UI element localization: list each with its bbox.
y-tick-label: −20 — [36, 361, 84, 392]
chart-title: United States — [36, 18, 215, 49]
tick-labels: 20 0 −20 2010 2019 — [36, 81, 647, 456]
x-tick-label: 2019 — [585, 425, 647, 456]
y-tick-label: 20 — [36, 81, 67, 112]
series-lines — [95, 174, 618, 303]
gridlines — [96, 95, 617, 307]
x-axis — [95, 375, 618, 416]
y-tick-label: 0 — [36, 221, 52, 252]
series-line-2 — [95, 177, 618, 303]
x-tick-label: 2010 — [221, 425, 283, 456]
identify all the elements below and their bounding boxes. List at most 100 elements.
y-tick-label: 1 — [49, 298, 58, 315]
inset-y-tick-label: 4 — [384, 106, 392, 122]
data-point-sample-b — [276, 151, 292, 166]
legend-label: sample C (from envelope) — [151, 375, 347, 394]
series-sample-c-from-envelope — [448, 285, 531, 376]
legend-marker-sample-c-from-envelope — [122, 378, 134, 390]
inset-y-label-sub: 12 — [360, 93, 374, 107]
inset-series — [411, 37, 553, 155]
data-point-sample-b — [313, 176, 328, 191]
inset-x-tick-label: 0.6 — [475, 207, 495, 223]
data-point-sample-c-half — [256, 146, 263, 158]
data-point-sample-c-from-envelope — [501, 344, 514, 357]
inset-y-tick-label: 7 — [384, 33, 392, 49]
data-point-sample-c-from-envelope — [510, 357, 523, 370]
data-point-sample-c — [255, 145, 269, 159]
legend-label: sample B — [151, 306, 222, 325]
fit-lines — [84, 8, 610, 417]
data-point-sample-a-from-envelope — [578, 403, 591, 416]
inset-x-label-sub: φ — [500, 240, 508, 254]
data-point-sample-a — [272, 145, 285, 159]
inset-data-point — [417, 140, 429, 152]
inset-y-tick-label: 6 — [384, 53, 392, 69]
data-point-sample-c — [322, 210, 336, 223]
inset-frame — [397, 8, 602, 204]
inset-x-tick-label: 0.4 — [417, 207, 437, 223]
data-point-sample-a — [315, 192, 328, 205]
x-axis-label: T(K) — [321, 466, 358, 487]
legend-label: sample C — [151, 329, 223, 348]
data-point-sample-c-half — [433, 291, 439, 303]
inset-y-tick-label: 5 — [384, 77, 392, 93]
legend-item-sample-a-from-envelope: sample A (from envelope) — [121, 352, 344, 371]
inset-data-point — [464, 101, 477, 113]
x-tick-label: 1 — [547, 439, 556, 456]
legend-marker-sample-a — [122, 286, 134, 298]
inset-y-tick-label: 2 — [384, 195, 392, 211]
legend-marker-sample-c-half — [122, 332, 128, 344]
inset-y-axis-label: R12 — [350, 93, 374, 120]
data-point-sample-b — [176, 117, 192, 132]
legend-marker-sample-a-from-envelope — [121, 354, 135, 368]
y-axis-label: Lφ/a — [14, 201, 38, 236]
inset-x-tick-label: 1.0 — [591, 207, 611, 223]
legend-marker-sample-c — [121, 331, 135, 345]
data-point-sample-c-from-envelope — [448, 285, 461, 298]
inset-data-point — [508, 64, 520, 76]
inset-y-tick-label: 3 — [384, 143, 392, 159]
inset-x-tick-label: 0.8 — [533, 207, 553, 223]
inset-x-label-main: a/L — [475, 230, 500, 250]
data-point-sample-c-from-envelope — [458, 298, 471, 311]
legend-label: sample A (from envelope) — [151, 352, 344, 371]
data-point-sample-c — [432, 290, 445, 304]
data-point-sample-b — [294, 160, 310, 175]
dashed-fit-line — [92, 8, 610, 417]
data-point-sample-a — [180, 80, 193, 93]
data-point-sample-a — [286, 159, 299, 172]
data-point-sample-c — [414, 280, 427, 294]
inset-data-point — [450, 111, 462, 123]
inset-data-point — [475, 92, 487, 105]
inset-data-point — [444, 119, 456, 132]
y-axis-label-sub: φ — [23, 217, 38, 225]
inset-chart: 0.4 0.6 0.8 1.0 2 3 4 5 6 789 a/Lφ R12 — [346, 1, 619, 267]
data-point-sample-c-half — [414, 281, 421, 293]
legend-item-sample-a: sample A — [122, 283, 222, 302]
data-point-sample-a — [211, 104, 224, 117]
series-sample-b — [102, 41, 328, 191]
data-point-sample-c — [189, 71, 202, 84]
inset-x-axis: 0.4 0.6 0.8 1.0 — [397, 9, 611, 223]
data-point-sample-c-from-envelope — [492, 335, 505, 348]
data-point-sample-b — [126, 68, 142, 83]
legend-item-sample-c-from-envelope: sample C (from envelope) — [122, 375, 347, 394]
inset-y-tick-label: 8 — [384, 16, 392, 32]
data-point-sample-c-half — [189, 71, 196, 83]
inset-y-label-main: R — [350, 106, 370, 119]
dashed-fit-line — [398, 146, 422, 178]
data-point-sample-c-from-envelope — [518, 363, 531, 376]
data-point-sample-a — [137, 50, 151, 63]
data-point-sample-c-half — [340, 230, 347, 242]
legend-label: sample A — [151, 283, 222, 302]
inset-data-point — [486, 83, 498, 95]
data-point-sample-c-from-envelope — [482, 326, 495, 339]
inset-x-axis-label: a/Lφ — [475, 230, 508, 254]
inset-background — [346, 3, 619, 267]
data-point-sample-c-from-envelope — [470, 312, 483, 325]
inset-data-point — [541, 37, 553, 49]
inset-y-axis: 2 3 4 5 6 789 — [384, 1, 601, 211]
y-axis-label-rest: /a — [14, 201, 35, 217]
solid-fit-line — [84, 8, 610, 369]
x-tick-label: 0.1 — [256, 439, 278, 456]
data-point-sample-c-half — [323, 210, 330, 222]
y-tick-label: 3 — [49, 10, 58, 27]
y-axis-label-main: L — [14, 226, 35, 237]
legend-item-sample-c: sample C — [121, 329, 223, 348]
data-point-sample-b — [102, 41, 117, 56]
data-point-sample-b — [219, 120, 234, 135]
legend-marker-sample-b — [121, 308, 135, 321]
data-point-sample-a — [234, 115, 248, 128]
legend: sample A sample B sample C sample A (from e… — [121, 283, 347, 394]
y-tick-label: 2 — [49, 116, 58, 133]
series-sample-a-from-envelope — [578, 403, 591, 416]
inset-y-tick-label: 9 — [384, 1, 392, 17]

◇ ◇ ◇ ◇ ◇

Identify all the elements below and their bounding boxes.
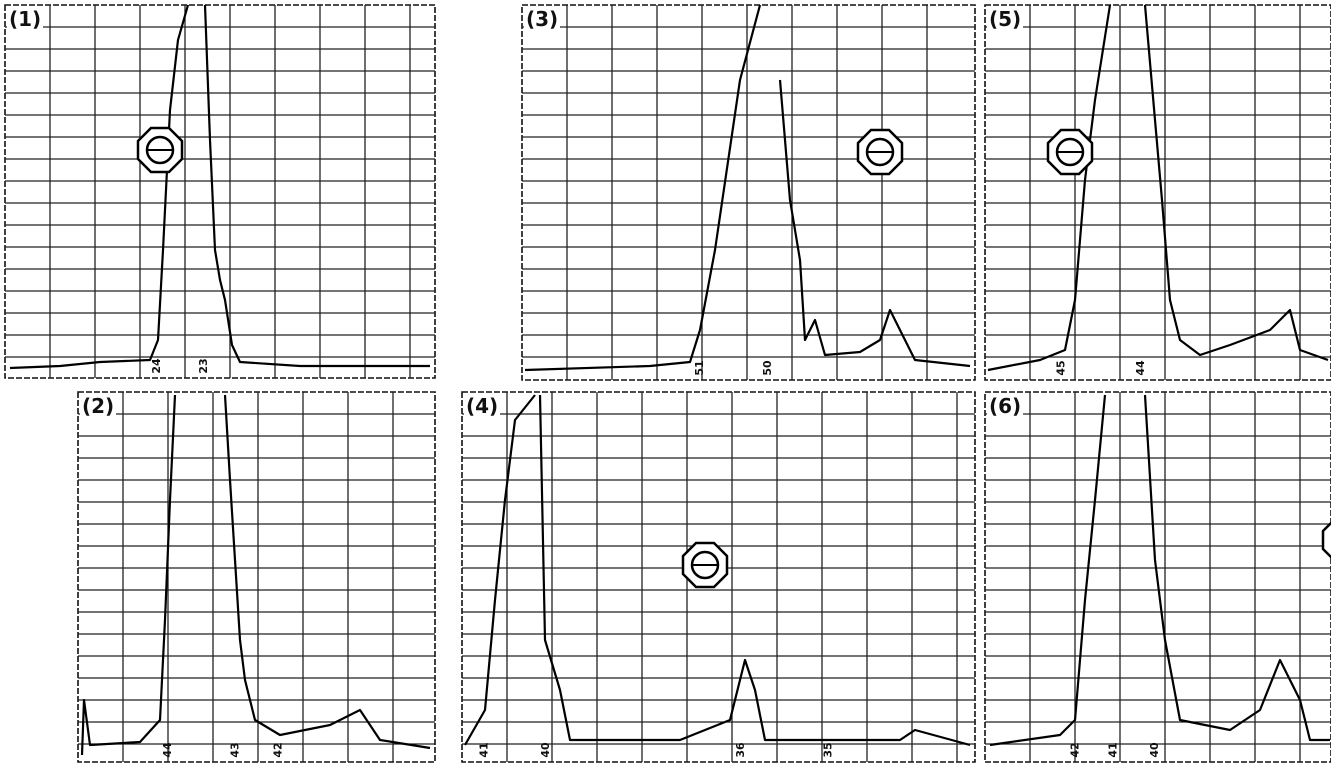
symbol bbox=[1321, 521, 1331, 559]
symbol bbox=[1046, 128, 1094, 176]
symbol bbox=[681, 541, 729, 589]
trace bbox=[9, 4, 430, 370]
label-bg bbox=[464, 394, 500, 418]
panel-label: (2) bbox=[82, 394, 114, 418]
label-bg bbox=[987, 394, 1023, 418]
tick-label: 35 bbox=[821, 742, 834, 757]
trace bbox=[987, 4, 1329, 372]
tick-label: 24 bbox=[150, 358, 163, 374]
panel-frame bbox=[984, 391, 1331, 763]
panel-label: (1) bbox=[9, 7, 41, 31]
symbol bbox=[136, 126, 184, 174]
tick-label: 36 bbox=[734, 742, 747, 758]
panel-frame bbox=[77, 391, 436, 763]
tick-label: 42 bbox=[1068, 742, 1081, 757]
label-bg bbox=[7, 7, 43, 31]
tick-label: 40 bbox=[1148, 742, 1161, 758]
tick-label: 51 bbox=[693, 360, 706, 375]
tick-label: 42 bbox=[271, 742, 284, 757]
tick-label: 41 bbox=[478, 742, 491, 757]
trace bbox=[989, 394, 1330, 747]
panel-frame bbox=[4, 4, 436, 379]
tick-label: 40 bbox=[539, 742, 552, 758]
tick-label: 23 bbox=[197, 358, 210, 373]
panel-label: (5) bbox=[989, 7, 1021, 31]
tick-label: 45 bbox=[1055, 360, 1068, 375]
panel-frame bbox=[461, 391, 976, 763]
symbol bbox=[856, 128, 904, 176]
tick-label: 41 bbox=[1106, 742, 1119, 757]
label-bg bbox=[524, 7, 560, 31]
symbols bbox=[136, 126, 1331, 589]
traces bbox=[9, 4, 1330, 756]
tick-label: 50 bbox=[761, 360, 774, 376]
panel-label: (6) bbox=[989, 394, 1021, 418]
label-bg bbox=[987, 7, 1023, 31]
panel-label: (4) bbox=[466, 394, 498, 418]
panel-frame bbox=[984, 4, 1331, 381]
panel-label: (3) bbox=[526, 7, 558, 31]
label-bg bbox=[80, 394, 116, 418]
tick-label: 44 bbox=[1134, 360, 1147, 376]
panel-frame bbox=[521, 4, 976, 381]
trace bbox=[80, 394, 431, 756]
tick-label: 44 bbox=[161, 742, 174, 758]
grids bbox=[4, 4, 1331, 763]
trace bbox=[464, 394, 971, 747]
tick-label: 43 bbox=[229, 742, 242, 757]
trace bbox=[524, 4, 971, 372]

◇ ◇ ◇ ◇ ◇

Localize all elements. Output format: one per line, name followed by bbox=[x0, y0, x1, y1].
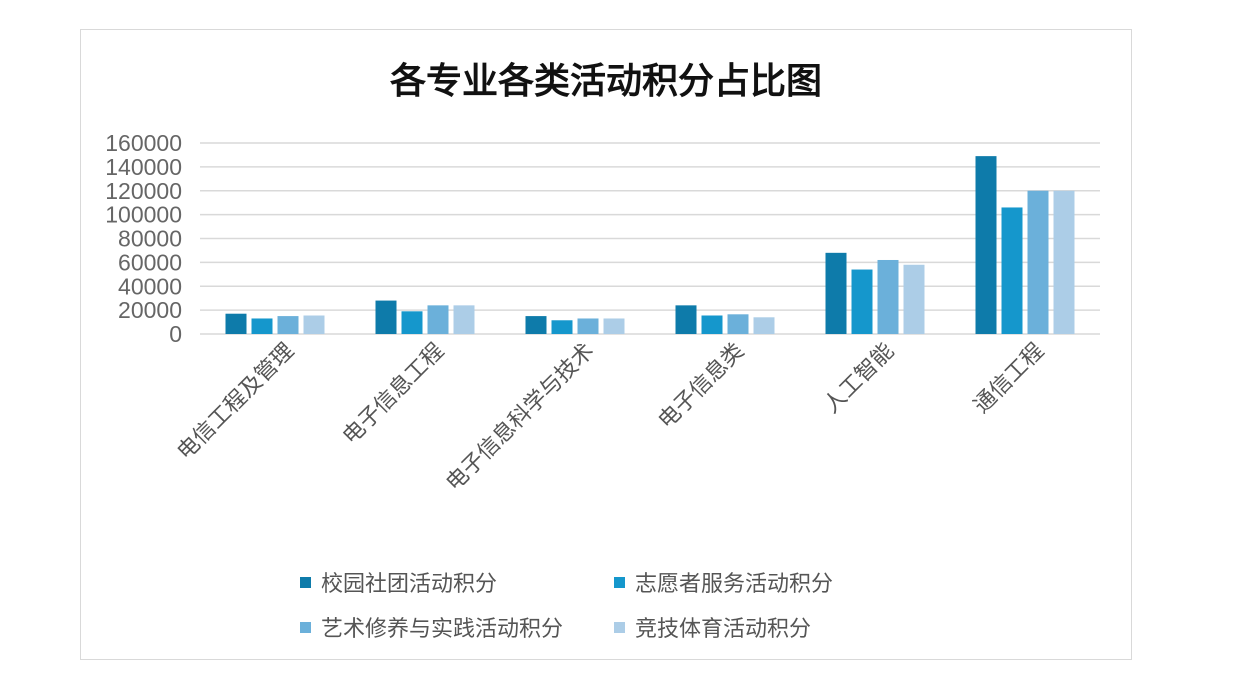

◇ ◇ ◇ ◇ ◇

### Exercise brief
Render the rows from the line containing "UI element localization: list" through the line containing "x-tick-label: 2010 — [221, 425, 283, 456]" as a Markdown table with the columns Number and Entry. Omit any blank lines.

### Output for this task
| Number | Entry |
|---|---|
| 1 | UI element localization: list each with its bbox. |
| 2 | y-tick-label: −20 — [36, 361, 84, 392] |
| 3 | chart-title: United States — [36, 18, 215, 49] |
| 4 | tick-labels: 20 0 −20 2010 2019 — [36, 81, 647, 456] |
| 5 | x-tick-label: 2019 — [585, 425, 647, 456] |
| 6 | y-tick-label: 20 — [36, 81, 67, 112] |
| 7 | series-lines — [95, 174, 618, 303] |
| 8 | gridlines — [96, 95, 617, 307] |
| 9 | x-axis — [95, 375, 618, 416] |
| 10 | y-tick-label: 0 — [36, 221, 52, 252] |
| 11 | series-line-2 — [95, 177, 618, 303] |
| 12 | x-tick-label: 2010 — [221, 425, 283, 456] |